---- Data to use
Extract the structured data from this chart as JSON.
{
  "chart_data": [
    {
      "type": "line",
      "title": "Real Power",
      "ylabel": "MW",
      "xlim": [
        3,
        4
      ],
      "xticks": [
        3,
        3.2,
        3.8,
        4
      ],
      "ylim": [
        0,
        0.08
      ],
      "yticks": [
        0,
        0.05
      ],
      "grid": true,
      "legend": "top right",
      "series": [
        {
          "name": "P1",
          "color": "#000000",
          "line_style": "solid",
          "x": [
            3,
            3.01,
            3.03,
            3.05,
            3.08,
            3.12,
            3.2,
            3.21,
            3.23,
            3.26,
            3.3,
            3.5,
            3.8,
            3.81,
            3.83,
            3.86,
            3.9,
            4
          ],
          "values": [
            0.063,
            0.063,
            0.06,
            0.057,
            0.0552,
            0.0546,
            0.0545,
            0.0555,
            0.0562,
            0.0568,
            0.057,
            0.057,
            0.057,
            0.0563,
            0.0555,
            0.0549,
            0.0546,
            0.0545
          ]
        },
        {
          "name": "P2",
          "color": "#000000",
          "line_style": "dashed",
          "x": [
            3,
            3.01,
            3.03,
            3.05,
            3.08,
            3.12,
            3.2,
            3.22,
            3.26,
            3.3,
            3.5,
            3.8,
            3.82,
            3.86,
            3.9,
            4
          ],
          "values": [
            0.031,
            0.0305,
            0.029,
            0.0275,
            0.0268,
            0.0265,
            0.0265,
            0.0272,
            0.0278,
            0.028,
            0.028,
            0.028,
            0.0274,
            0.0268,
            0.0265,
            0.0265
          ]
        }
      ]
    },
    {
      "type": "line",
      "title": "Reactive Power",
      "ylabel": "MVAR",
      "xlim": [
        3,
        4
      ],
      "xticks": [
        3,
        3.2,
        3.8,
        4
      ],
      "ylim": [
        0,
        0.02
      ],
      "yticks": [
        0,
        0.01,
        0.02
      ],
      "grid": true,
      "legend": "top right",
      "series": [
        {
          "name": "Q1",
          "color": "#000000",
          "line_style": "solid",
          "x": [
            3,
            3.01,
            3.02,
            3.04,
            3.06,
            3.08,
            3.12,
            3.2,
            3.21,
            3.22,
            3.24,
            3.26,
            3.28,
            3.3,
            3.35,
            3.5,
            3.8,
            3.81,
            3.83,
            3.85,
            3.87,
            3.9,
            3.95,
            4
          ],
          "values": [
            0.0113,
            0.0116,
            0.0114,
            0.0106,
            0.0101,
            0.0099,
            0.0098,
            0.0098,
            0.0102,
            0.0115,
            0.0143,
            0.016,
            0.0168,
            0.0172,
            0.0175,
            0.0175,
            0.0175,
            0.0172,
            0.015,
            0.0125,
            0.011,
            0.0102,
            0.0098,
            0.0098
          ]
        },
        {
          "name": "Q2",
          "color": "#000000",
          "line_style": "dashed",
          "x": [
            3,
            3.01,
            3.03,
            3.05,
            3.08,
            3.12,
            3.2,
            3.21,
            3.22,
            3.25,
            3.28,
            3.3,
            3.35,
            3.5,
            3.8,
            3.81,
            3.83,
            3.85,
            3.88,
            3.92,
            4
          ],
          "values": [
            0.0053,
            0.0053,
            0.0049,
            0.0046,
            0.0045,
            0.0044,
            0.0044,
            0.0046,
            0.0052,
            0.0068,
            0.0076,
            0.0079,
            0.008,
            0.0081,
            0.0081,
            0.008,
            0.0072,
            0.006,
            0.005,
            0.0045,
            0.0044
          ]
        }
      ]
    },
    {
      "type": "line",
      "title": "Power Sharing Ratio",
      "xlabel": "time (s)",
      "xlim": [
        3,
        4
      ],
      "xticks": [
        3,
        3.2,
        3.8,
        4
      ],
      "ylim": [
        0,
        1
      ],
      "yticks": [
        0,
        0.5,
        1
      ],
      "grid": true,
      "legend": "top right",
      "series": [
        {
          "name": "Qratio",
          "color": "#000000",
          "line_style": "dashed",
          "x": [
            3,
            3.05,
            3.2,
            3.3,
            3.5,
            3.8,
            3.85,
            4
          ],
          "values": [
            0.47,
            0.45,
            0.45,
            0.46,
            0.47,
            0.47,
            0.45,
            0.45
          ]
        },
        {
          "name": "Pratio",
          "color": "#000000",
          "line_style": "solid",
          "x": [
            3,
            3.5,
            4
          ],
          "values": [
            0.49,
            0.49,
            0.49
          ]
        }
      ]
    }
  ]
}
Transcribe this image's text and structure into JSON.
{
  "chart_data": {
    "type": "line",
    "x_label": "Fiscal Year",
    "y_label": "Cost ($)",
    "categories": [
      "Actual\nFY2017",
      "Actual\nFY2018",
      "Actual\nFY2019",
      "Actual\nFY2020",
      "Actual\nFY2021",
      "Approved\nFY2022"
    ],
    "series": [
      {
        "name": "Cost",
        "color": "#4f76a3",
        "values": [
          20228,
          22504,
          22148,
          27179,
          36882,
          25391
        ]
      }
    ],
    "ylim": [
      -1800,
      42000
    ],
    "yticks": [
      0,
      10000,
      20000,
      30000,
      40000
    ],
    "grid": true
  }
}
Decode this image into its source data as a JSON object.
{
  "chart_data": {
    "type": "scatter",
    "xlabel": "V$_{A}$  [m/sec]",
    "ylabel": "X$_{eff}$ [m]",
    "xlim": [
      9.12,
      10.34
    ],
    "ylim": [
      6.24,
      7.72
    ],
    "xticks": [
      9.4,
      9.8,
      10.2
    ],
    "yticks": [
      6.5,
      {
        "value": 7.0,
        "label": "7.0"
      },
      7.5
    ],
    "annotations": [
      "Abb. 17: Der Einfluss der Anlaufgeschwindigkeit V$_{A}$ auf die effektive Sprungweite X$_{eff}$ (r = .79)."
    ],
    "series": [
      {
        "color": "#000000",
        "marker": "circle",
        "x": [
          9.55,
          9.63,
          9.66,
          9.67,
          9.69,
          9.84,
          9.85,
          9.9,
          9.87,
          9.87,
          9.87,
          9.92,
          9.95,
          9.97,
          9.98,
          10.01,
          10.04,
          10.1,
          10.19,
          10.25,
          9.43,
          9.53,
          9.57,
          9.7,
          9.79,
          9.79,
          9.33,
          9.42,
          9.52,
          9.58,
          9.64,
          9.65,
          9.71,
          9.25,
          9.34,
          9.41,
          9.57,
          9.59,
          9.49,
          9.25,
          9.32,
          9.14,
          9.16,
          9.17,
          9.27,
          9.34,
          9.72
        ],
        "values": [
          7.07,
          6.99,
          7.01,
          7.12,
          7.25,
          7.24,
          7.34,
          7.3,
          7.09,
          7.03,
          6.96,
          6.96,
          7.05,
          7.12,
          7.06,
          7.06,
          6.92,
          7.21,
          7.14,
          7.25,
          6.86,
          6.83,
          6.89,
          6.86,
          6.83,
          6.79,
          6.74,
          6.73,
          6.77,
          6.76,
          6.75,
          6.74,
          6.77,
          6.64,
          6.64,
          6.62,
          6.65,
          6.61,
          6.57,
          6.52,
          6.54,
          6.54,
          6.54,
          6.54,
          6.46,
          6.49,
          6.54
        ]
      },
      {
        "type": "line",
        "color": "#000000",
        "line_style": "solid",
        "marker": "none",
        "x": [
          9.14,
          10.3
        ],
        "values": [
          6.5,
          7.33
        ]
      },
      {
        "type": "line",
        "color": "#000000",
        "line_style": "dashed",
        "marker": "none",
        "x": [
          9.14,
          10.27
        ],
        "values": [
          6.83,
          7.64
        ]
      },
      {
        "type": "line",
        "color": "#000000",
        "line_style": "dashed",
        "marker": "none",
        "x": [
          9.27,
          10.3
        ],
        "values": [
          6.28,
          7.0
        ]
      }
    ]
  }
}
--------
**Exercise brief**
Using the exact wording, write out all of the records.

**Written solution**
Extract the structured data from this chart as JSON.
{
  "chart_data": [
    {
      "type": "line",
      "title": "Real Power",
      "ylabel": "MW",
      "xlim": [
        3,
        4
      ],
      "xticks": [
        3,
        3.2,
        3.8,
        4
      ],
      "ylim": [
        0,
        0.08
      ],
      "yticks": [
        0,
        0.05
      ],
      "grid": true,
      "legend": "top right",
      "series": [
        {
          "name": "P1",
          "color": "#000000",
          "line_style": "solid",
          "x": [
            3,
            3.01,
            3.03,
            3.05,
            3.08,
            3.12,
            3.2,
            3.21,
            3.23,
            3.26,
            3.3,
            3.5,
            3.8,
            3.81,
            3.83,
            3.86,
            3.9,
            4
          ],
          "values": [
            0.063,
            0.063,
            0.06,
            0.057,
            0.0552,
            0.0546,
            0.0545,
            0.0555,
            0.0562,
            0.0568,
            0.057,
            0.057,
            0.057,
            0.0563,
            0.0555,
            0.0549,
            0.0546,
            0.0545
          ]
        },
        {
          "name": "P2",
          "color": "#000000",
          "line_style": "dashed",
          "x": [
            3,
            3.01,
            3.03,
            3.05,
            3.08,
            3.12,
            3.2,
            3.22,
            3.26,
            3.3,
            3.5,
            3.8,
            3.82,
            3.86,
            3.9,
            4
          ],
          "values": [
            0.031,
            0.0305,
            0.029,
            0.0275,
            0.0268,
            0.0265,
            0.0265,
            0.0272,
            0.0278,
            0.028,
            0.028,
            0.028,
            0.0274,
            0.0268,
            0.0265,
            0.0265
          ]
        }
      ]
    },
    {
      "type": "line",
      "title": "Reactive Power",
      "ylabel": "MVAR",
      "xlim": [
        3,
        4
      ],
      "xticks": [
        3,
        3.2,
        3.8,
        4
      ],
      "ylim": [
        0,
        0.02
      ],
      "yticks": [
        0,
        0.01,
        0.02
      ],
      "grid": true,
      "legend": "top right",
      "series": [
        {
          "name": "Q1",
          "color": "#000000",
          "line_style": "solid",
          "x": [
            3,
            3.01,
            3.02,
            3.04,
            3.06,
            3.08,
            3.12,
            3.2,
            3.21,
            3.22,
            3.24,
            3.26,
            3.28,
            3.3,
            3.35,
            3.5,
            3.8,
            3.81,
            3.83,
            3.85,
            3.87,
            3.9,
            3.95,
            4
          ],
          "values": [
            0.0113,
            0.0116,
            0.0114,
            0.0106,
            0.0101,
            0.0099,
            0.0098,
            0.0098,
            0.0102,
            0.0115,
            0.0143,
            0.016,
            0.0168,
            0.0172,
            0.0175,
            0.0175,
            0.0175,
            0.0172,
            0.015,
            0.0125,
            0.011,
            0.0102,
            0.0098,
            0.0098
          ]
        },
        {
          "name": "Q2",
          "color": "#000000",
          "line_style": "dashed",
          "x": [
            3,
            3.01,
            3.03,
            3.05,
            3.08,
            3.12,
            3.2,
            3.21,
            3.22,
            3.25,
            3.28,
            3.3,
            3.35,
            3.5,
            3.8,
            3.81,
            3.83,
            3.85,
            3.88,
            3.92,
            4
          ],
          "values": [
            0.0053,
            0.0053,
            0.0049,
            0.0046,
            0.0045,
            0.0044,
            0.0044,
            0.0046,
            0.0052,
            0.0068,
            0.0076,
            0.0079,
            0.008,
            0.0081,
            0.0081,
            0.008,
            0.0072,
            0.006,
            0.005,
            0.0045,
            0.0044
          ]
        }
      ]
    },
    {
      "type": "line",
      "title": "Power Sharing Ratio",
      "xlabel": "time (s)",
      "xlim": [
        3,
        4
      ],
      "xticks": [
        3,
        3.2,
        3.8,
        4
      ],
      "ylim": [
        0,
        1
      ],
      "yticks": [
        0,
        0.5,
        1
      ],
      "grid": true,
      "legend": "top right",
      "series": [
        {
          "name": "Qratio",
          "color": "#000000",
          "line_style": "dashed",
          "x": [
            3,
            3.05,
            3.2,
            3.3,
            3.5,
            3.8,
            3.85,
            4
          ],
          "values": [
            0.47,
            0.45,
            0.45,
            0.46,
            0.47,
            0.47,
            0.45,
            0.45
          ]
        },
        {
          "name": "Pratio",
          "color": "#000000",
          "line_style": "solid",
          "x": [
            3,
            3.5,
            4
          ],
          "values": [
            0.49,
            0.49,
            0.49
          ]
        }
      ]
    }
  ]
}
Transcribe this image's text and structure into JSON.
{
  "chart_data": {
    "type": "line",
    "x_label": "Fiscal Year",
    "y_label": "Cost ($)",
    "categories": [
      "Actual\nFY2017",
      "Actual\nFY2018",
      "Actual\nFY2019",
      "Actual\nFY2020",
      "Actual\nFY2021",
      "Approved\nFY2022"
    ],
    "series": [
      {
        "name": "Cost",
        "color": "#4f76a3",
        "values": [
          20228,
          22504,
          22148,
          27179,
          36882,
          25391
        ]
      }
    ],
    "ylim": [
      -1800,
      42000
    ],
    "yticks": [
      0,
      10000,
      20000,
      30000,
      40000
    ],
    "grid": true
  }
}
Decode this image into its source data as a JSON object.
{
  "chart_data": {
    "type": "scatter",
    "xlabel": "V$_{A}$  [m/sec]",
    "ylabel": "X$_{eff}$ [m]",
    "xlim": [
      9.12,
      10.34
    ],
    "ylim": [
      6.24,
      7.72
    ],
    "xticks": [
      9.4,
      9.8,
      10.2
    ],
    "yticks": [
      6.5,
      {
        "value": 7.0,
        "label": "7.0"
      },
      7.5
    ],
    "annotations": [
      "Abb. 17: Der Einfluss der Anlaufgeschwindigkeit V$_{A}$ auf die effektive Sprungweite X$_{eff}$ (r = .79)."
    ],
    "series": [
      {
        "color": "#000000",
        "marker": "circle",
        "x": [
          9.55,
          9.63,
          9.66,
          9.67,
          9.69,
          9.84,
          9.85,
          9.9,
          9.87,
          9.87,
          9.87,
          9.92,
          9.95,
          9.97,
          9.98,
          10.01,
          10.04,
          10.1,
          10.19,
          10.25,
          9.43,
          9.53,
          9.57,
          9.7,
          9.79,
          9.79,
          9.33,
          9.42,
          9.52,
          9.58,
          9.64,
          9.65,
          9.71,
          9.25,
          9.34,
          9.41,
          9.57,
          9.59,
          9.49,
          9.25,
          9.32,
          9.14,
          9.16,
          9.17,
          9.27,
          9.34,
          9.72
        ],
        "values": [
          7.07,
          6.99,
          7.01,
          7.12,
          7.25,
          7.24,
          7.34,
          7.3,
          7.09,
          7.03,
          6.96,
          6.96,
          7.05,
          7.12,
          7.06,
          7.06,
          6.92,
          7.21,
          7.14,
          7.25,
          6.86,
          6.83,
          6.89,
          6.86,
          6.83,
          6.79,
          6.74,
          6.73,
          6.77,
          6.76,
          6.75,
          6.74,
          6.77,
          6.64,
          6.64,
          6.62,
          6.65,
          6.61,
          6.57,
          6.52,
          6.54,
          6.54,
          6.54,
          6.54,
          6.46,
          6.49,
          6.54
        ]
      },
      {
        "type": "line",
        "color": "#000000",
        "line_style": "solid",
        "marker": "none",
        "x": [
          9.14,
          10.3
        ],
        "values": [
          6.5,
          7.33
        ]
      },
      {
        "type": "line",
        "color": "#000000",
        "line_style": "dashed",
        "marker": "none",
        "x": [
          9.14,
          10.27
        ],
        "values": [
          6.83,
          7.64
        ]
      },
      {
        "type": "line",
        "color": "#000000",
        "line_style": "dashed",
        "marker": "none",
        "x": [
          9.27,
          10.3
        ],
        "values": [
          6.28,
          7.0
        ]
      }
    ]
  }
}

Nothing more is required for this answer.